Reading passage:
════════
# Solved: Issue with opening .xlsx file even after compatibility pack installed



## Mussel (Jan 28, 2010)

I am currently using microsoft xp (sp3) with office 2003 installed. I downloaded the office compatibility pack and i am able to open all office 2007 documents under my administrator account. When i log off and log on as a limited user i can open all office 2007 documents except excel.

Whenever i try to open an .xlsx document it gives me an error stating that this file is not recognizable. i have tried uninstalling and re-installing the compatibility pack and get the same results. My administrator account goes thru the conversion process and everything can be read just fine, but the limited user account receives the error with excel documents.

Thank you,
Mussel


----------



## slurpee55 (Oct 20, 2004)
════════
Recorded data:
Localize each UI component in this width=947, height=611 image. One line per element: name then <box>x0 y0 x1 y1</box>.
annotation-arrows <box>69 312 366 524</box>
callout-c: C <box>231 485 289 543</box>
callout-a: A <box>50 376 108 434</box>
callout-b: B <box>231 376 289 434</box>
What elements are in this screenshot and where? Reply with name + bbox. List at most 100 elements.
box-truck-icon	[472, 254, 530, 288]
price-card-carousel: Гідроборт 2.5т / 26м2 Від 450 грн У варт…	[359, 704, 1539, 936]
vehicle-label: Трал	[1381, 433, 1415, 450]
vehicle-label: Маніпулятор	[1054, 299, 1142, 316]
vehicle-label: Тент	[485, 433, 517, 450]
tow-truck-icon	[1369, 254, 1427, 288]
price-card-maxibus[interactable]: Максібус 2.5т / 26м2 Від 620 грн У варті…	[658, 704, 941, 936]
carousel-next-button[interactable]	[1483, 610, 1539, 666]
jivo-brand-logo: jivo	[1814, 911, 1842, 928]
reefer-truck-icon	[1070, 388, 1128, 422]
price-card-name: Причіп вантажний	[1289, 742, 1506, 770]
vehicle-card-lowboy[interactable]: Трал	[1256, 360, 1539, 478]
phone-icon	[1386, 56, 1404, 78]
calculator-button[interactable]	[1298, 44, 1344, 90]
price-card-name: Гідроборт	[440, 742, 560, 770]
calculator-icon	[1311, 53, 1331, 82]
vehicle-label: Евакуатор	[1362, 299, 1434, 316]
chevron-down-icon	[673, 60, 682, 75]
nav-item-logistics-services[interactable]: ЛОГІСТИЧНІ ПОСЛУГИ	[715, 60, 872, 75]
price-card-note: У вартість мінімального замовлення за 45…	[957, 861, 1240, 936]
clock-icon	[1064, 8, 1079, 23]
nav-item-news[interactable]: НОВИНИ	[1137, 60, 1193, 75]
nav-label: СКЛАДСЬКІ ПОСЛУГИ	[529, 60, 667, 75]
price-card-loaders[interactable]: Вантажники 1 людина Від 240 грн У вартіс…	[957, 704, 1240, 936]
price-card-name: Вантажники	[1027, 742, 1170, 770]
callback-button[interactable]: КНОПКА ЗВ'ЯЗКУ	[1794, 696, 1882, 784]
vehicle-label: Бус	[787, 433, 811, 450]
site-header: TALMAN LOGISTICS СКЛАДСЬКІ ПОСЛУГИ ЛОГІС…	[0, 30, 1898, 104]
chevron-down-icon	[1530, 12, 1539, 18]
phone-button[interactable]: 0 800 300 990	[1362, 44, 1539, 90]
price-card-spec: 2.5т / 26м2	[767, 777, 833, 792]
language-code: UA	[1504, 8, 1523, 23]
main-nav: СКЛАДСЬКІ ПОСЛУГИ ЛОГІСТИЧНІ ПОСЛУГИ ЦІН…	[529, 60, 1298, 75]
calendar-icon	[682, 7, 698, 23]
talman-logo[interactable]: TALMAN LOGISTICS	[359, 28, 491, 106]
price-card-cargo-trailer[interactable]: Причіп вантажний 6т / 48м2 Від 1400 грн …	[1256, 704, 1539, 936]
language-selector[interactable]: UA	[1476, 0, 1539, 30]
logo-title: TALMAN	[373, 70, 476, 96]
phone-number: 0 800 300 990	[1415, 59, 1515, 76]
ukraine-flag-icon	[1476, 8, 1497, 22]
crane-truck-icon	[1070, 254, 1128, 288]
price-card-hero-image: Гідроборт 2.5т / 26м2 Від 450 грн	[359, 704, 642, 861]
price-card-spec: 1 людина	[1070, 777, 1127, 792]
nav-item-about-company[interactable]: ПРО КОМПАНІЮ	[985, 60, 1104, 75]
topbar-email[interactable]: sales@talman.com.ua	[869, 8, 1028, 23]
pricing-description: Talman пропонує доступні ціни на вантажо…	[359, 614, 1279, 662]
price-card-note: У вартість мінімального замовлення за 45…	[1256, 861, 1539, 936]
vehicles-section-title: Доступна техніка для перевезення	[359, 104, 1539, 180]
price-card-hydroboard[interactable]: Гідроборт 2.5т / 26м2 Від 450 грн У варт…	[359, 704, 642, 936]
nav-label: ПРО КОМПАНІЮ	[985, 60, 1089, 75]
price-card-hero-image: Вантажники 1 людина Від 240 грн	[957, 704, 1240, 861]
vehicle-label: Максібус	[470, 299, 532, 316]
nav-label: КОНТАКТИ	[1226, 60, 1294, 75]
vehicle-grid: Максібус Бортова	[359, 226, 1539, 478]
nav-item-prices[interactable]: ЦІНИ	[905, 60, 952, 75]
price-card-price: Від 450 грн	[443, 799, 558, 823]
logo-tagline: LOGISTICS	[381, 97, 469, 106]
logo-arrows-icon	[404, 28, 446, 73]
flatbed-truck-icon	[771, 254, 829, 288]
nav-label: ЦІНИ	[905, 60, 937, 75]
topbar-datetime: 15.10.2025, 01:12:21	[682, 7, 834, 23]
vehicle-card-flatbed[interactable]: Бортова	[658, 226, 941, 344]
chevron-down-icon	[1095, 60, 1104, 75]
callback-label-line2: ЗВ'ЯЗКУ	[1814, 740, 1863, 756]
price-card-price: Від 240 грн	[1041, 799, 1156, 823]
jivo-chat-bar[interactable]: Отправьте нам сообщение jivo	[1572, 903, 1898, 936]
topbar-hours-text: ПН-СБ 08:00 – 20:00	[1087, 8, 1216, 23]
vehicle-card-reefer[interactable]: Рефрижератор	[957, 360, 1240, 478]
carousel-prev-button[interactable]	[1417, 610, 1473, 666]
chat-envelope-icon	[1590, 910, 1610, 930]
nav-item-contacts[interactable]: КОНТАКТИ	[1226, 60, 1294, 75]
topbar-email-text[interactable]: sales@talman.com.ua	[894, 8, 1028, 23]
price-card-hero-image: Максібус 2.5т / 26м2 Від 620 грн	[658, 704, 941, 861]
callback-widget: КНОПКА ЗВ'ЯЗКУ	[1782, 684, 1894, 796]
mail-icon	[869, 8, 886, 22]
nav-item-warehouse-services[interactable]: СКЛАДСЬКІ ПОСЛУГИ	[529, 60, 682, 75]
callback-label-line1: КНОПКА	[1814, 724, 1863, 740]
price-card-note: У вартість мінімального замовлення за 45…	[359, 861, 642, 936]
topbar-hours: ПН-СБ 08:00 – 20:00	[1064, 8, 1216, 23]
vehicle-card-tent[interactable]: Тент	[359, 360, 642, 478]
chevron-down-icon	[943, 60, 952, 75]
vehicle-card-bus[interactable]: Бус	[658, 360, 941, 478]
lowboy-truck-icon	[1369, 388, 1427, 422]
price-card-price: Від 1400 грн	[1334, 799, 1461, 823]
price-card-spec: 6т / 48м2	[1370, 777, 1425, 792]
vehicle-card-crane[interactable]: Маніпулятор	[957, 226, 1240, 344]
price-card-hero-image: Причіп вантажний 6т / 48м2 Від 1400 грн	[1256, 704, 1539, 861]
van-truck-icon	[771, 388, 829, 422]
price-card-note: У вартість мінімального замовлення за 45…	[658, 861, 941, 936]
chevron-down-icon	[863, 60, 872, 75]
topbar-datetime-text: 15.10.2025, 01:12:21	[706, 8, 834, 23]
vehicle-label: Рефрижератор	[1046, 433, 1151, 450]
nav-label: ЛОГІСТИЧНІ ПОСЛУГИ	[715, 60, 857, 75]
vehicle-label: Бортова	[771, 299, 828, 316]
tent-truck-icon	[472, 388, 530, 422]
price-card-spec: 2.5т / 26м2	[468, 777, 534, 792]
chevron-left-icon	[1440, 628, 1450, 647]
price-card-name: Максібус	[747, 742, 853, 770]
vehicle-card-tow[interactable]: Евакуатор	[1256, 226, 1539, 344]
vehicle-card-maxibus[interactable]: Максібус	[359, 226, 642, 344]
════════
Work instructions:
Please answer these questions about the .xlsx forum thread:
1. Which version of Office does the poster have installed?
2. Under a limited user account, which kind of Office 2007 document fails to open?
3. What did the poster try that gave the same results?

The solution:
1. Office 2003.
2. Excel documents (.xlsx files).
3. Uninstalling and reinstalling the compatibility pack.